Your instructions -
Report every line from the material that contains the word "data".
::::::
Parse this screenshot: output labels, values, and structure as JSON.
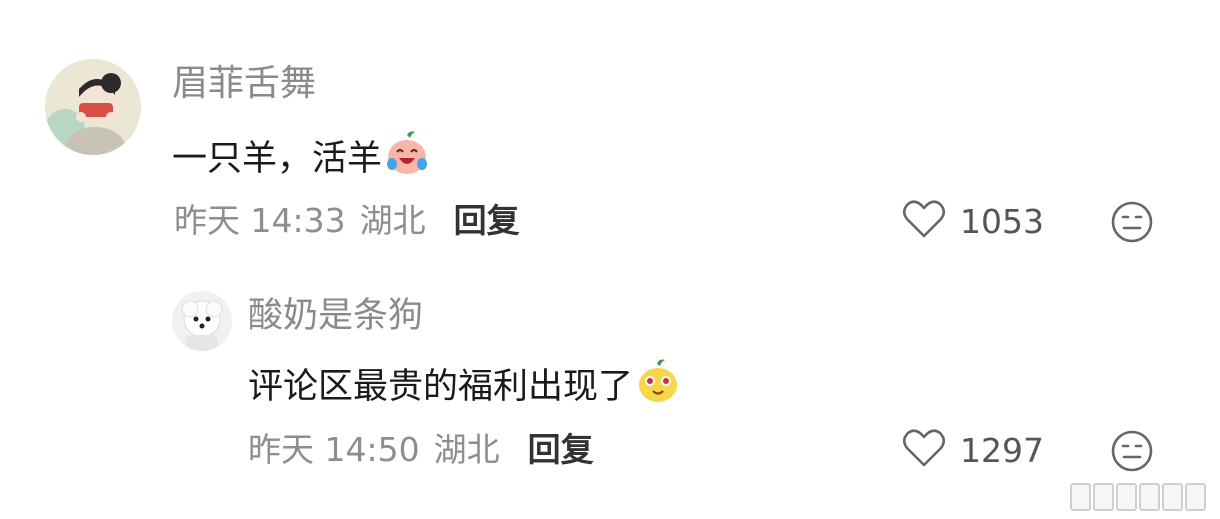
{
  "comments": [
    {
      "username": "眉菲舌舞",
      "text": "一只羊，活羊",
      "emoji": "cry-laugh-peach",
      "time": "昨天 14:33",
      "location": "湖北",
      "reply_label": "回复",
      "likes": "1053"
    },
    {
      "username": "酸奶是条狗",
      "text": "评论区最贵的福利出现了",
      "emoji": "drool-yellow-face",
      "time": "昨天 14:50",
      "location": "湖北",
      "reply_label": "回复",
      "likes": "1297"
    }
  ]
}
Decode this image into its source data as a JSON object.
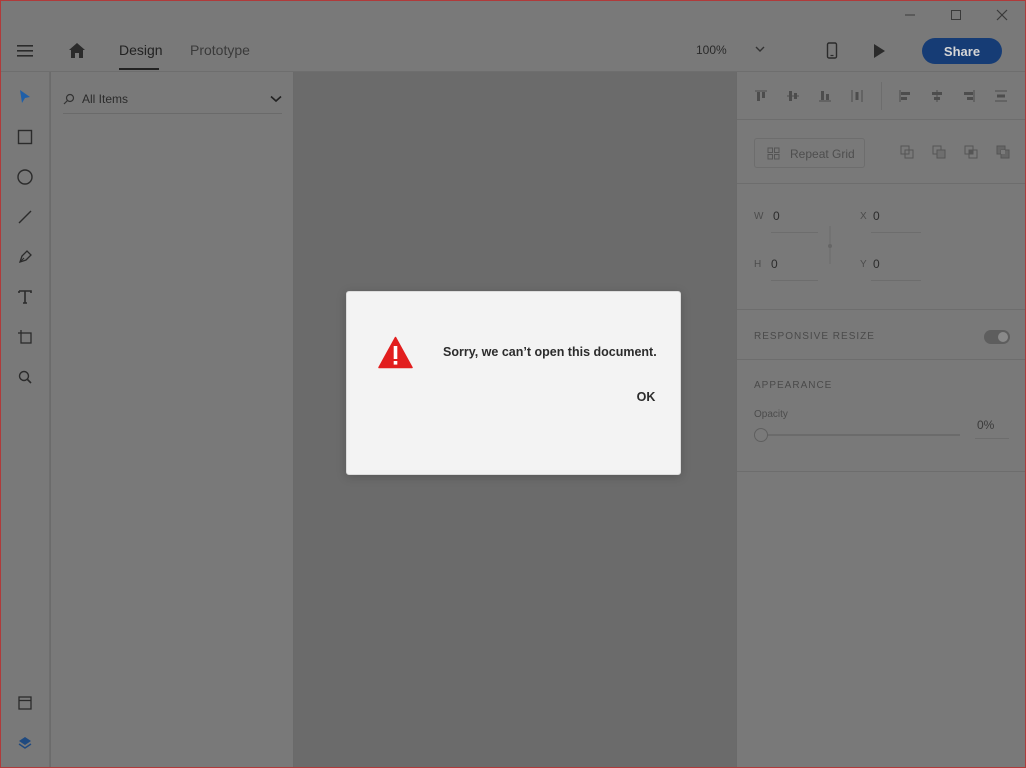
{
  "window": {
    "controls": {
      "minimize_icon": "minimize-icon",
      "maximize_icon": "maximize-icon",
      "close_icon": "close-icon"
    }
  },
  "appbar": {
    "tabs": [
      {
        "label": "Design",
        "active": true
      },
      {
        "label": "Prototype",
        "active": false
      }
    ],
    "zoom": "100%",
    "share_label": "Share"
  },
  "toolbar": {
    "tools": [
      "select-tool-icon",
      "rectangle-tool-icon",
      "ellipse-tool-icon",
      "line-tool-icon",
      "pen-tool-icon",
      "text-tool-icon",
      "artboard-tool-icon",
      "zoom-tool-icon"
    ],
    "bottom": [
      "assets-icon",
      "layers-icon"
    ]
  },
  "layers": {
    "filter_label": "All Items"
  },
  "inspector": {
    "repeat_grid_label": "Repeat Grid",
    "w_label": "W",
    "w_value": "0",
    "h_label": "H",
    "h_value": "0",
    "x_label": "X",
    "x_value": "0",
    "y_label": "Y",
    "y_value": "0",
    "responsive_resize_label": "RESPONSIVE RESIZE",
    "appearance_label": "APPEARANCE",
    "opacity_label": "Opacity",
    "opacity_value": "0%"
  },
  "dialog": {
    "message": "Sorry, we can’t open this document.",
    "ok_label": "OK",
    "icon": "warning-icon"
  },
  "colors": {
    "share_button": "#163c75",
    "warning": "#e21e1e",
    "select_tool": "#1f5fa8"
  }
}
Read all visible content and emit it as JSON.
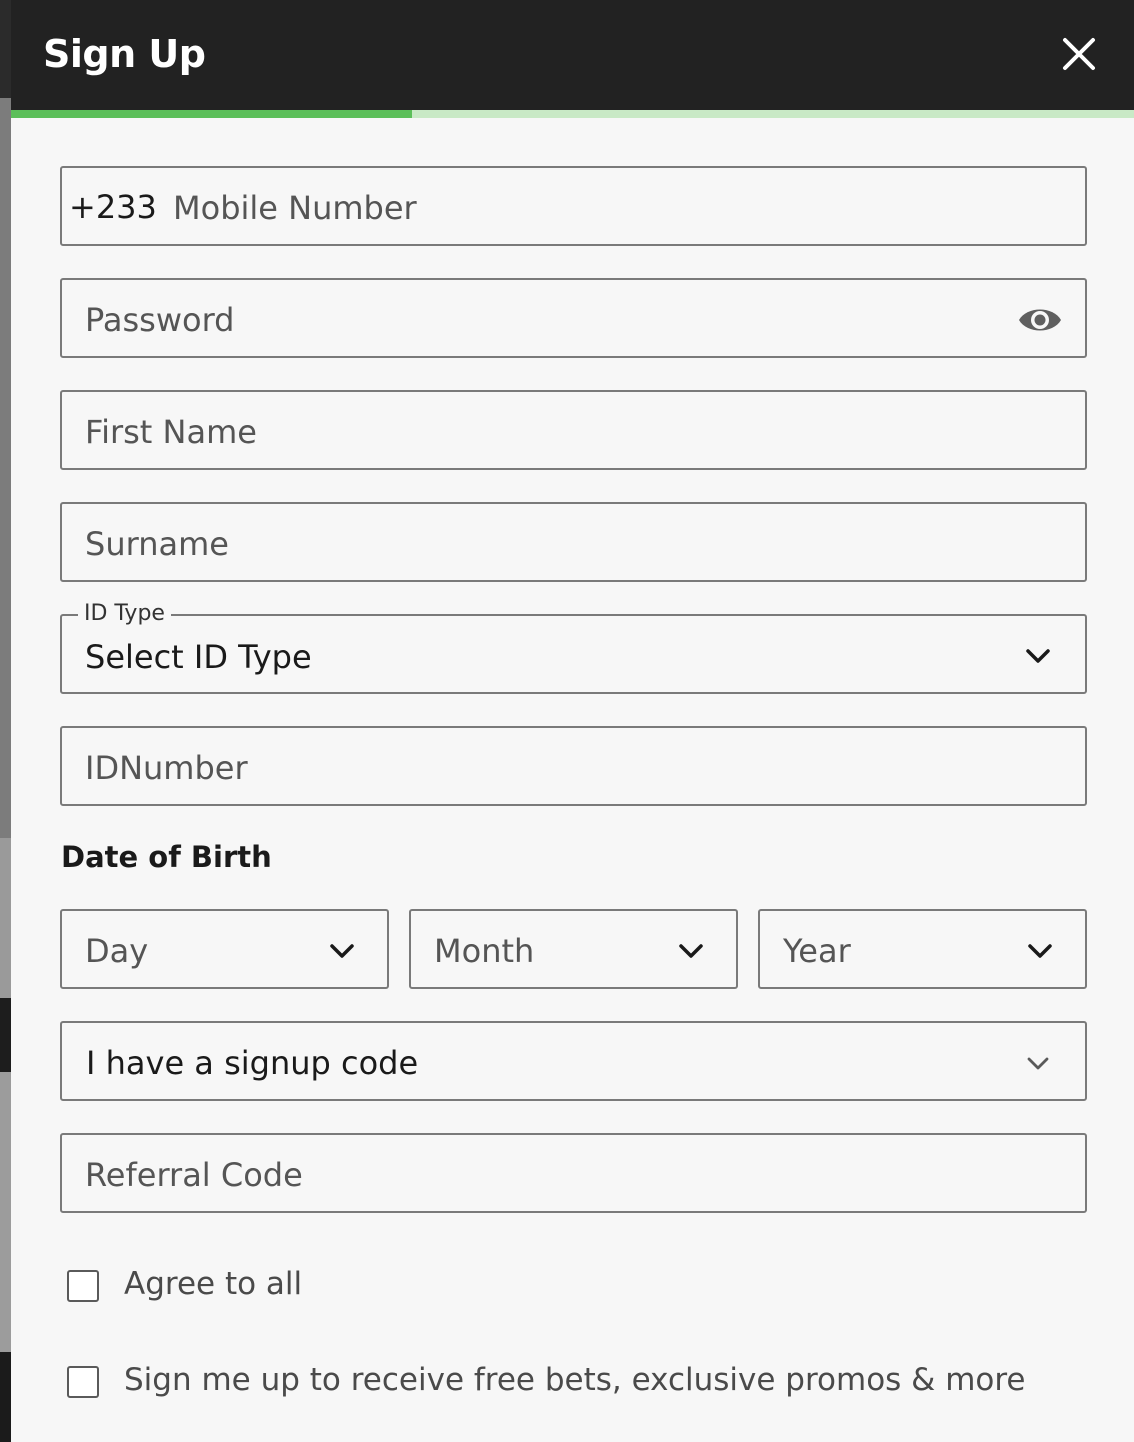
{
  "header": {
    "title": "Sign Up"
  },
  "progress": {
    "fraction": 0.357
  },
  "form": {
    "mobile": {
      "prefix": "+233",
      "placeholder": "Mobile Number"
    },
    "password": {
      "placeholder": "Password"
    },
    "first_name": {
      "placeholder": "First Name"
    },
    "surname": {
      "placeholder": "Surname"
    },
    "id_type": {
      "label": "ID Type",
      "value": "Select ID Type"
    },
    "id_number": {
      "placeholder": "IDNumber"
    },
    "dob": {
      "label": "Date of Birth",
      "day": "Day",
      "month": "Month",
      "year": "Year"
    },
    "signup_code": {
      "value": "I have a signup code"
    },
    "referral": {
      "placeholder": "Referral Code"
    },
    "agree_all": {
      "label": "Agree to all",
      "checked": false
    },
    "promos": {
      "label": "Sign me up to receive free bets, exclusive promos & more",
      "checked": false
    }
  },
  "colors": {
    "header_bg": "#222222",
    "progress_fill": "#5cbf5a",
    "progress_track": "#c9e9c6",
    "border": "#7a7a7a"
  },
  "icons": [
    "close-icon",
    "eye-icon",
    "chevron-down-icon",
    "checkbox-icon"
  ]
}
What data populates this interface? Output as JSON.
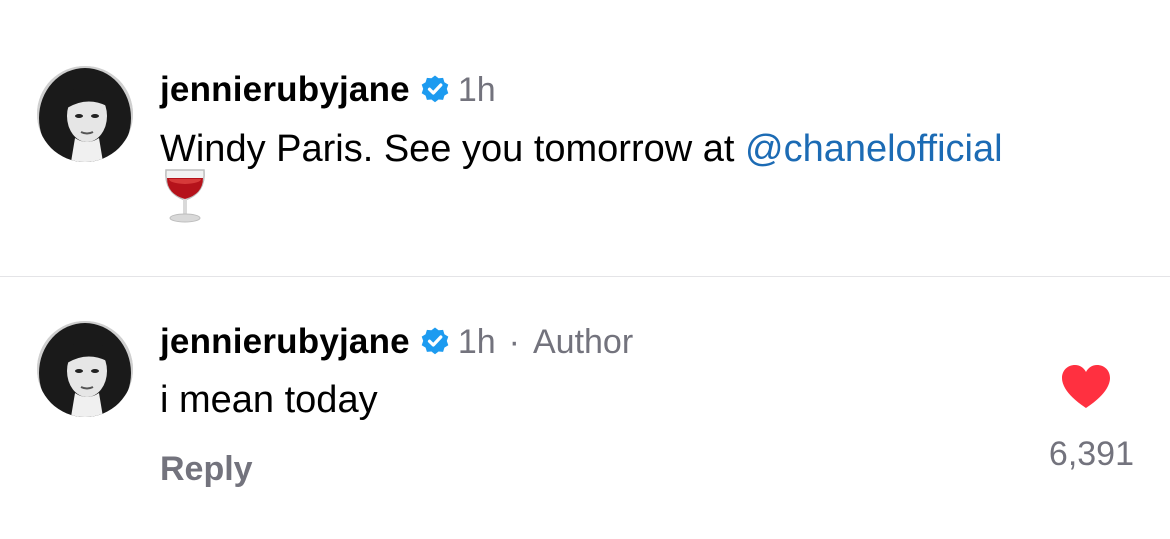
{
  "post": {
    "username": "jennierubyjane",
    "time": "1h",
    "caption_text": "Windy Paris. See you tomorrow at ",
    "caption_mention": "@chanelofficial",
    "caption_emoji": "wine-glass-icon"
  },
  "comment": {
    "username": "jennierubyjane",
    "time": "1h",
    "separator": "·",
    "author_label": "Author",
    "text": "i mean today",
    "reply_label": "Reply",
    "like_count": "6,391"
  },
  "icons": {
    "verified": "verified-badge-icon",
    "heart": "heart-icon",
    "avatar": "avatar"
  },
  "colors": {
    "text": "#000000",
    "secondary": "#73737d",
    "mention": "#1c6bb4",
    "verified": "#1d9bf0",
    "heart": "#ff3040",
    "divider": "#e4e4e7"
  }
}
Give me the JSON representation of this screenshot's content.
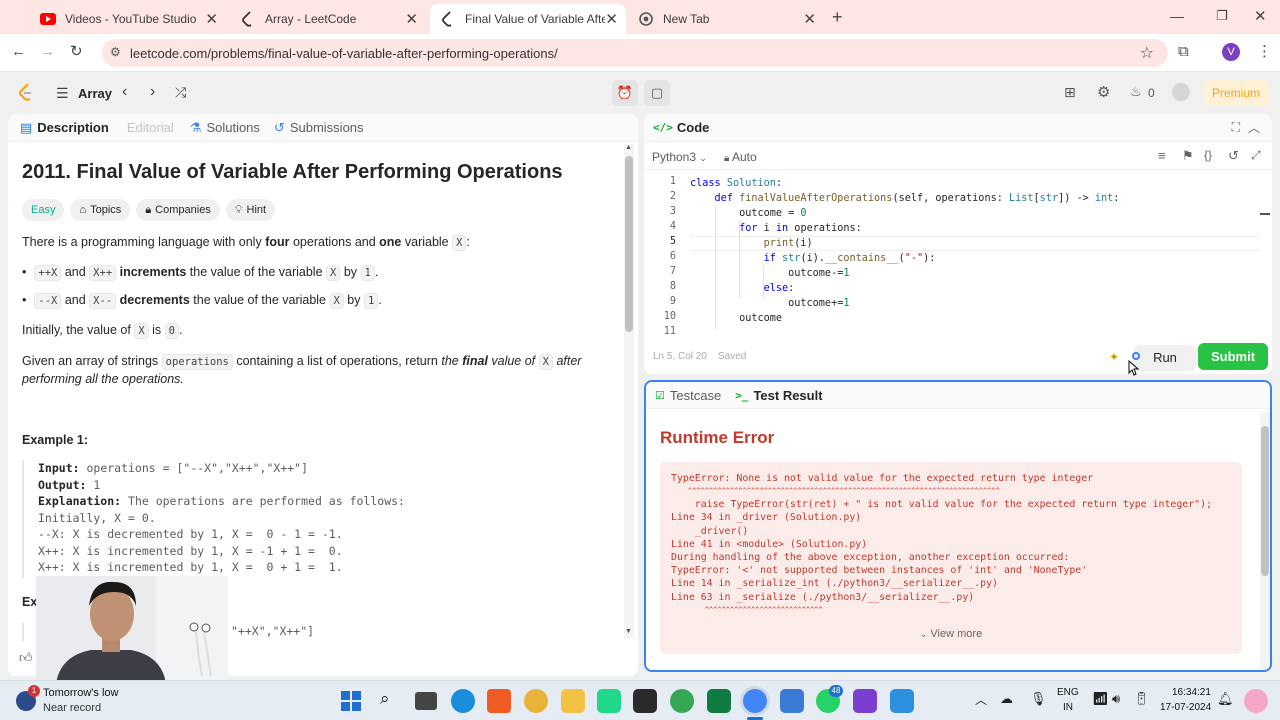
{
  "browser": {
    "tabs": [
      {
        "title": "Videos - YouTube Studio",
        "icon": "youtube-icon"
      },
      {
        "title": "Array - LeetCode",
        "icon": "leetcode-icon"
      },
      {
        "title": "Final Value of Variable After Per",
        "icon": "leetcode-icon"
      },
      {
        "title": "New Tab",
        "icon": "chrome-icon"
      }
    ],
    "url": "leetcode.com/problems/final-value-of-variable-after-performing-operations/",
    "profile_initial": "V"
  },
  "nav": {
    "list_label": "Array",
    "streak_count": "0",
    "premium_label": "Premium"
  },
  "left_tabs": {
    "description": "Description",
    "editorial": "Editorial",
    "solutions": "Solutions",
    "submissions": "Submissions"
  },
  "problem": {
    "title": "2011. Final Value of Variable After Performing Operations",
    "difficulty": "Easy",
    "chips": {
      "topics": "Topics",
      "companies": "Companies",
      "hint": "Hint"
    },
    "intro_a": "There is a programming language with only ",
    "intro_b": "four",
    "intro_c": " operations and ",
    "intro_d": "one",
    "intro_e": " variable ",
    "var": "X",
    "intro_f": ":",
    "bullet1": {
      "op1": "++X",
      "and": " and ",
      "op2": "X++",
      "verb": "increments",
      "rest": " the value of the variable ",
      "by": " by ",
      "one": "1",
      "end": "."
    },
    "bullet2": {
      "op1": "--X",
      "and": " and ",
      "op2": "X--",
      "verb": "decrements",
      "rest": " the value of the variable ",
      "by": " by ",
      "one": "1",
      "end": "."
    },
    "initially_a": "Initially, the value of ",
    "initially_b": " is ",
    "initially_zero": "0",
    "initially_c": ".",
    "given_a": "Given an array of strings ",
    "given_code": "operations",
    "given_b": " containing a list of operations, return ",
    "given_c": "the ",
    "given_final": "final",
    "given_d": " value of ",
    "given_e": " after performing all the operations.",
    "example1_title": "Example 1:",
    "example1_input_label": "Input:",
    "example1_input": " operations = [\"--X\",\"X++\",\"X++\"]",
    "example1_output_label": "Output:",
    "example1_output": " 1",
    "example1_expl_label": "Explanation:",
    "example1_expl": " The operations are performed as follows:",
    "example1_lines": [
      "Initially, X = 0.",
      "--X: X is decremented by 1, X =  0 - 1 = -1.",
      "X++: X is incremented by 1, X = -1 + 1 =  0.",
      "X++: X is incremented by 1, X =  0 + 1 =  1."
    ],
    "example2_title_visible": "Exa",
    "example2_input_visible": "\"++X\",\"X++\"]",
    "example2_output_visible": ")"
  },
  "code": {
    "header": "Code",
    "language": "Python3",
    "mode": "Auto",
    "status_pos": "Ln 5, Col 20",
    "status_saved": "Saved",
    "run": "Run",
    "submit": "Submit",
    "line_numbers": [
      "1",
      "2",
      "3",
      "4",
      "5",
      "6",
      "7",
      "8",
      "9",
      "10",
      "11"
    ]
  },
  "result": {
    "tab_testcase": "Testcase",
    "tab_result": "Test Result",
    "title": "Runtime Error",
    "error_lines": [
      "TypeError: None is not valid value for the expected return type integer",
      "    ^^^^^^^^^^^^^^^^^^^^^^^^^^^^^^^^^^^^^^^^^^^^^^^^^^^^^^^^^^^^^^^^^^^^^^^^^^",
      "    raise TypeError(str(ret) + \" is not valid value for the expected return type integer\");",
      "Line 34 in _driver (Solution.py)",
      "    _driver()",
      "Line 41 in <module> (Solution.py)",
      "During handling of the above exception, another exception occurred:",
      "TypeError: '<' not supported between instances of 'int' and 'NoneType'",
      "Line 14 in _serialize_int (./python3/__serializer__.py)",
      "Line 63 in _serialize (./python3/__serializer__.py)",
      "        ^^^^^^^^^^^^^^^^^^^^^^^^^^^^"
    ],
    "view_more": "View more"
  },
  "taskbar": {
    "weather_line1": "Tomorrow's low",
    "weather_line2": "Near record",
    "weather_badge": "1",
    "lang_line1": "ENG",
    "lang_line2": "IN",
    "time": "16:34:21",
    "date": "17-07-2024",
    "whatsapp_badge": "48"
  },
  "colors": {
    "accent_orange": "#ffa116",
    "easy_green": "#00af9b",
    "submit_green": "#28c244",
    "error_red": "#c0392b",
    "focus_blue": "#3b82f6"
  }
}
::::::
Problem solution -
Decode this image into its source data as a JSON object.
What data populates this interface? Output as JSON.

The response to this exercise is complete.